• _Extracted data entries_:
┄┄┄┄┄┄

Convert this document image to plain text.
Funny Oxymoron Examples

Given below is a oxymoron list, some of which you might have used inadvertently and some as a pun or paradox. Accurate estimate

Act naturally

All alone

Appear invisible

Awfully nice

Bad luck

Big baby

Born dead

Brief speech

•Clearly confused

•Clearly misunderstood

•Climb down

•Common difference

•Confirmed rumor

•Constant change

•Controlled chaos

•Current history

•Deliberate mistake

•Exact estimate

┄┄┄┄┄┄

• _WHAT YOU NEED TO DO_:
Return the entries in full, keeping every line exactly as it is.

• _FULL ANSWER_:
Convert this document image to plain text.
Funny Oxymoron Examples

Given below is a oxymoron list, some of which you might have used inadvertently and some as a pun or paradox. Accurate estimate

Act naturally

All alone

Appear invisible

Awfully nice

Bad luck

Big baby

Born dead

Brief speech

•Clearly confused

•Clearly misunderstood

•Climb down

•Common difference

•Confirmed rumor

•Constant change

•Controlled chaos

•Current history

•Deliberate mistake

•Exact estimate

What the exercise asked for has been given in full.